--- begin Extracted material ---
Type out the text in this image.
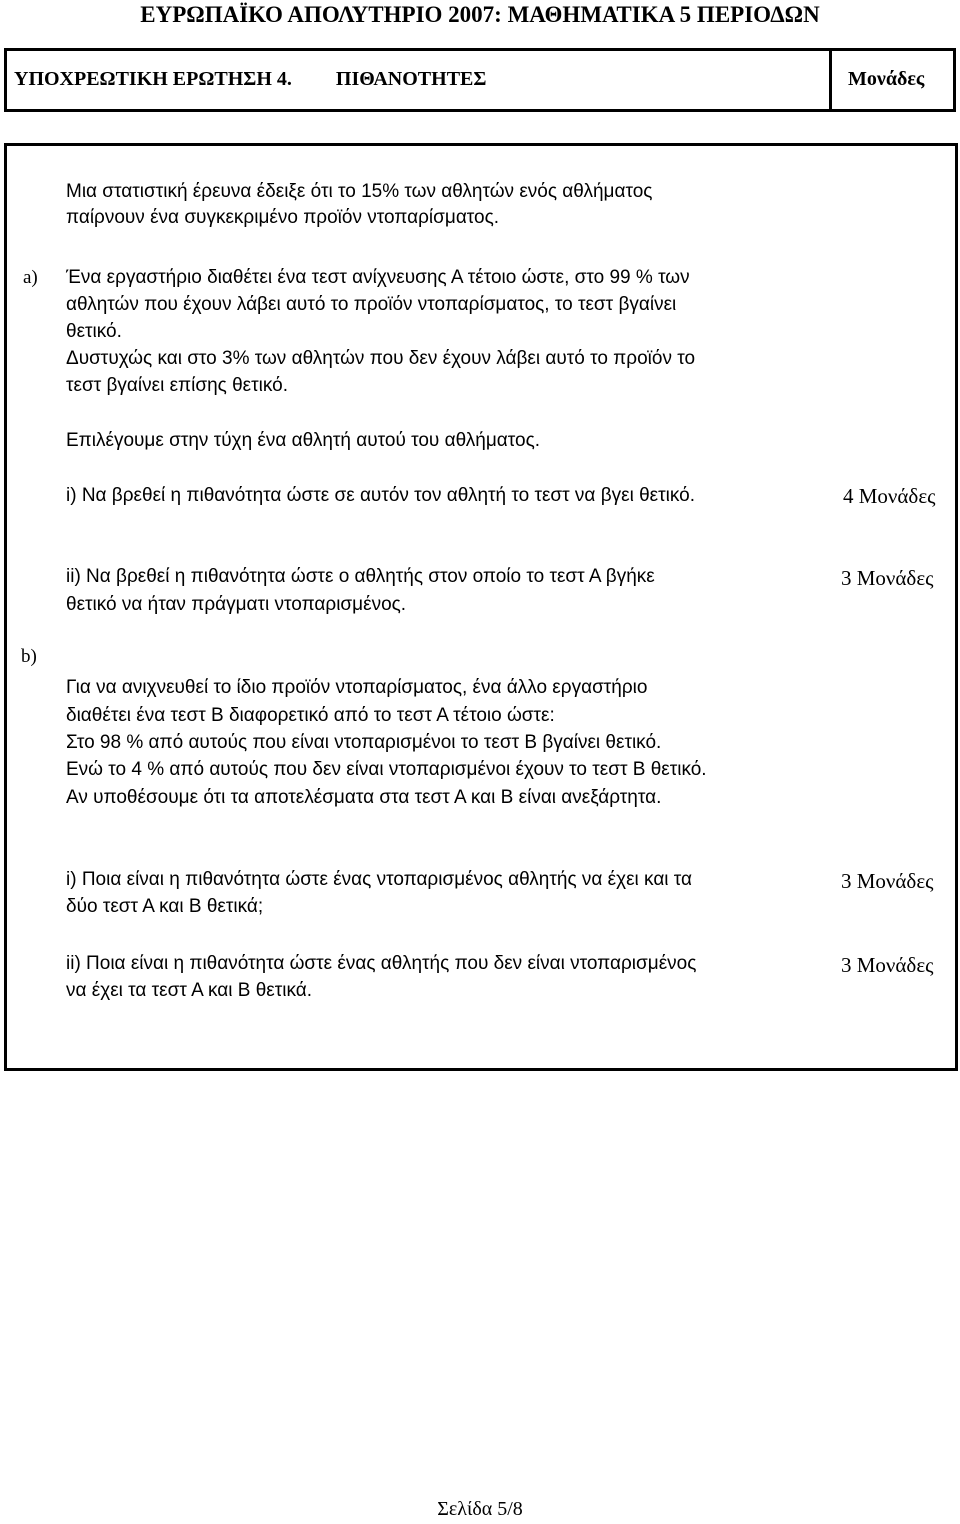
ΕΥΡΩΠΑΪΚΟ ΑΠΟΛΥΤΗΡΙΟ 2007: ΜΑΘΗΜΑΤΙΚΑ 5 ΠΕΡΙΟΔΩΝ
ΥΠΟΧΡΕΩΤΙΚΗ ΕΡΩΤΗΣΗ 4. ΠΙΘΑΝΟΤΗΤΕΣ	Μονάδες
Μια στατιστική έρευνα έδειξε ότι το 15% των αθλητών ενός αθλήματος
παίρνουν ένα συγκεκριμένο προϊόν ντοπαρίσματος.
a) Ένα εργαστήριο διαθέτει ένα τεστ ανίχνευσης Α τέτοιο ώστε, στο 99 % των
αθλητών που έχουν λάβει αυτό το προϊόν ντοπαρίσματος, το τεστ βγαίνει
θετικό.
Δυστυχώς και στο 3% των αθλητών που δεν έχουν λάβει αυτό το προϊόν το
τεστ βγαίνει επίσης θετικό.
Επιλέγουμε στην τύχη ένα αθλητή αυτού του αθλήματος.
i) Να βρεθεί η πιθανότητα ώστε σε αυτόν τον αθλητή το τεστ να βγει θετικό.	4 Μονάδες
ii) Να βρεθεί η πιθανότητα ώστε ο αθλητής στον οποίο το τεστ Α βγήκε
θετικό να ήταν πράγματι ντοπαρισμένος.
3 Μονάδες
b)
Για να ανιχνευθεί το ίδιο προϊόν ντοπαρίσματος, ένα άλλο εργαστήριο
διαθέτει ένα τεστ Β διαφορετικό από το τεστ Α τέτοιο ώστε:
Στο 98 % από αυτούς που είναι ντοπαρισμένοι το τεστ Β βγαίνει θετικό.
Ενώ το 4 % από αυτούς που δεν είναι ντοπαρισμένοι έχουν το τεστ Β θετικό.
Αν υποθέσουμε ότι τα αποτελέσματα στα τεστ Α και Β είναι ανεξάρτητα.
i) Ποια είναι η πιθανότητα ώστε ένας ντοπαρισμένος αθλητής να έχει και τα
δύο τεστ Α και Β θετικά;
3 Μονάδες
ii) Ποια είναι η πιθανότητα ώστε ένας αθλητής που δεν είναι ντοπαρισμένος
να έχει τα τεστ Α και Β θετικά.
3 Μονάδες
Σελίδα 5/8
--- end Extracted material ---
Stated exercise: Copy out every line holding the string "βγαίνει".

Solved exercise:
αθλητών που έχουν λάβει αυτό το προϊόν ντοπαρίσματος, το τεστ βγαίνει
τεστ βγαίνει επίσης θετικό.
Στο 98 % από αυτούς που είναι ντοπαρισμένοι το τεστ Β βγαίνει θετικό.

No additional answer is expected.